[Collected data entries]

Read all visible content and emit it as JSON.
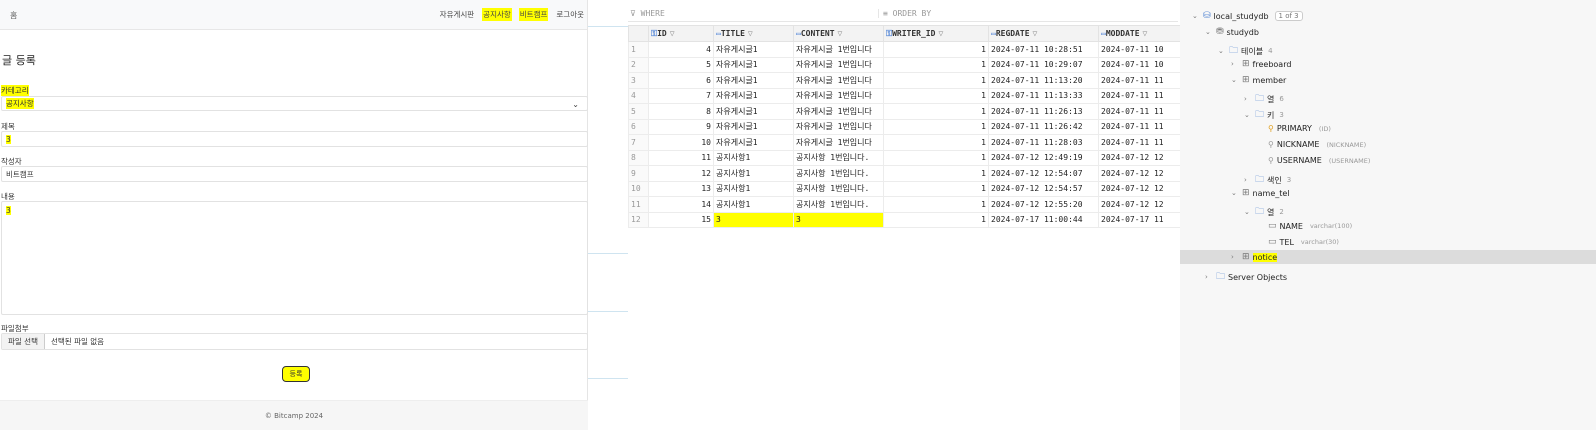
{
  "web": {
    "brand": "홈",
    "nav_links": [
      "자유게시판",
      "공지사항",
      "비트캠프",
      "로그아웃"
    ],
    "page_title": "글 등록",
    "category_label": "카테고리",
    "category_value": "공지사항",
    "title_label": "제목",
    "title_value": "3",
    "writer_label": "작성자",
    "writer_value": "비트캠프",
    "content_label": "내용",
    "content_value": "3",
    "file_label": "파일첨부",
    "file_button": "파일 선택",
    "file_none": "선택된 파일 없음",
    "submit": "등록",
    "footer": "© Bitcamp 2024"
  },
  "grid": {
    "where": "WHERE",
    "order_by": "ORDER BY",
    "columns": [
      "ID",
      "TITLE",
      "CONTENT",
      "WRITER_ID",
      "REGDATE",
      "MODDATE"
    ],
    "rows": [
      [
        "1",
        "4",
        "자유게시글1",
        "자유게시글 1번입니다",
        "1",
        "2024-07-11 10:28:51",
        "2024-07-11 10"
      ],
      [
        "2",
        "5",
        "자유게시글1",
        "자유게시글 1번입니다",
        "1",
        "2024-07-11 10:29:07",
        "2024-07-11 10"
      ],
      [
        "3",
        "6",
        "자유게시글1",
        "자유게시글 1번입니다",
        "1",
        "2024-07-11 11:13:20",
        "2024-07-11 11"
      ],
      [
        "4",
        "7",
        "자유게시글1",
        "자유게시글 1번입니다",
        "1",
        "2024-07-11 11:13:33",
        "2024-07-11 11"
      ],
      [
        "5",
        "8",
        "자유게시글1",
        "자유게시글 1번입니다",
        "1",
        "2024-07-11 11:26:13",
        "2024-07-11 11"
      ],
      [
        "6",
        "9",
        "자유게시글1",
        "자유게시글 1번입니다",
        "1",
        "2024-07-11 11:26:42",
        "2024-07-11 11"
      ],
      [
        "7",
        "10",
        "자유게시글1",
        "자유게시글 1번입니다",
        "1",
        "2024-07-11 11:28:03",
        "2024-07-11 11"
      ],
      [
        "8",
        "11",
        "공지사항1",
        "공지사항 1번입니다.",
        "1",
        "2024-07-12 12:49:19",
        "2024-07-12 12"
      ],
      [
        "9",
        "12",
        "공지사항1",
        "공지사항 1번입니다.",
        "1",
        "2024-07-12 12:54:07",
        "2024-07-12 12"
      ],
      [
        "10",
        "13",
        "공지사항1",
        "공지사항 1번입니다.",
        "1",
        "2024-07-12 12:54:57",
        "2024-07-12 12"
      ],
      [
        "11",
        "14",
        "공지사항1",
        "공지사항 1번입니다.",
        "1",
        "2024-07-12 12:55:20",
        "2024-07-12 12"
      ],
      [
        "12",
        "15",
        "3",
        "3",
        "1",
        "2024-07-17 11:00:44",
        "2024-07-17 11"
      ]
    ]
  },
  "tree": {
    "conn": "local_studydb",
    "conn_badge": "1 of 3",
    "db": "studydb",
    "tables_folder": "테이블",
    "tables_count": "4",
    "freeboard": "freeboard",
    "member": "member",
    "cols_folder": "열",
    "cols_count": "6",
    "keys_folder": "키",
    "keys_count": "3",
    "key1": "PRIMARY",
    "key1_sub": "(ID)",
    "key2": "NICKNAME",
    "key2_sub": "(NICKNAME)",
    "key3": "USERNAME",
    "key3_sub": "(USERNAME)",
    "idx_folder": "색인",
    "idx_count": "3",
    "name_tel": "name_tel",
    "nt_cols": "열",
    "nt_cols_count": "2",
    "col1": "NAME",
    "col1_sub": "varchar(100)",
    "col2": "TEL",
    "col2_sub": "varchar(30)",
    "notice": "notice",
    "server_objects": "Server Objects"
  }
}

TASK BRIEF: Transcribe the records verbatim and omit the images.

WRITTEN REPLY:
Read all visible content and emit it as JSON.
{
  "web": {
    "brand": "홈",
    "nav_links": [
      "자유게시판",
      "공지사항",
      "비트캠프",
      "로그아웃"
    ],
    "page_title": "글 등록",
    "category_label": "카테고리",
    "category_value": "공지사항",
    "title_label": "제목",
    "title_value": "3",
    "writer_label": "작성자",
    "writer_value": "비트캠프",
    "content_label": "내용",
    "content_value": "3",
    "file_label": "파일첨부",
    "file_button": "파일 선택",
    "file_none": "선택된 파일 없음",
    "submit": "등록",
    "footer": "© Bitcamp 2024"
  },
  "grid": {
    "where": "WHERE",
    "order_by": "ORDER BY",
    "columns": [
      "ID",
      "TITLE",
      "CONTENT",
      "WRITER_ID",
      "REGDATE",
      "MODDATE"
    ],
    "rows": [
      [
        "1",
        "4",
        "자유게시글1",
        "자유게시글 1번입니다",
        "1",
        "2024-07-11 10:28:51",
        "2024-07-11 10"
      ],
      [
        "2",
        "5",
        "자유게시글1",
        "자유게시글 1번입니다",
        "1",
        "2024-07-11 10:29:07",
        "2024-07-11 10"
      ],
      [
        "3",
        "6",
        "자유게시글1",
        "자유게시글 1번입니다",
        "1",
        "2024-07-11 11:13:20",
        "2024-07-11 11"
      ],
      [
        "4",
        "7",
        "자유게시글1",
        "자유게시글 1번입니다",
        "1",
        "2024-07-11 11:13:33",
        "2024-07-11 11"
      ],
      [
        "5",
        "8",
        "자유게시글1",
        "자유게시글 1번입니다",
        "1",
        "2024-07-11 11:26:13",
        "2024-07-11 11"
      ],
      [
        "6",
        "9",
        "자유게시글1",
        "자유게시글 1번입니다",
        "1",
        "2024-07-11 11:26:42",
        "2024-07-11 11"
      ],
      [
        "7",
        "10",
        "자유게시글1",
        "자유게시글 1번입니다",
        "1",
        "2024-07-11 11:28:03",
        "2024-07-11 11"
      ],
      [
        "8",
        "11",
        "공지사항1",
        "공지사항 1번입니다.",
        "1",
        "2024-07-12 12:49:19",
        "2024-07-12 12"
      ],
      [
        "9",
        "12",
        "공지사항1",
        "공지사항 1번입니다.",
        "1",
        "2024-07-12 12:54:07",
        "2024-07-12 12"
      ],
      [
        "10",
        "13",
        "공지사항1",
        "공지사항 1번입니다.",
        "1",
        "2024-07-12 12:54:57",
        "2024-07-12 12"
      ],
      [
        "11",
        "14",
        "공지사항1",
        "공지사항 1번입니다.",
        "1",
        "2024-07-12 12:55:20",
        "2024-07-12 12"
      ],
      [
        "12",
        "15",
        "3",
        "3",
        "1",
        "2024-07-17 11:00:44",
        "2024-07-17 11"
      ]
    ]
  },
  "tree": {
    "conn": "local_studydb",
    "conn_badge": "1 of 3",
    "db": "studydb",
    "tables_folder": "테이블",
    "tables_count": "4",
    "freeboard": "freeboard",
    "member": "member",
    "cols_folder": "열",
    "cols_count": "6",
    "keys_folder": "키",
    "keys_count": "3",
    "key1": "PRIMARY",
    "key1_sub": "(ID)",
    "key2": "NICKNAME",
    "key2_sub": "(NICKNAME)",
    "key3": "USERNAME",
    "key3_sub": "(USERNAME)",
    "idx_folder": "색인",
    "idx_count": "3",
    "name_tel": "name_tel",
    "nt_cols": "열",
    "nt_cols_count": "2",
    "col1": "NAME",
    "col1_sub": "varchar(100)",
    "col2": "TEL",
    "col2_sub": "varchar(30)",
    "notice": "notice",
    "server_objects": "Server Objects"
  }
}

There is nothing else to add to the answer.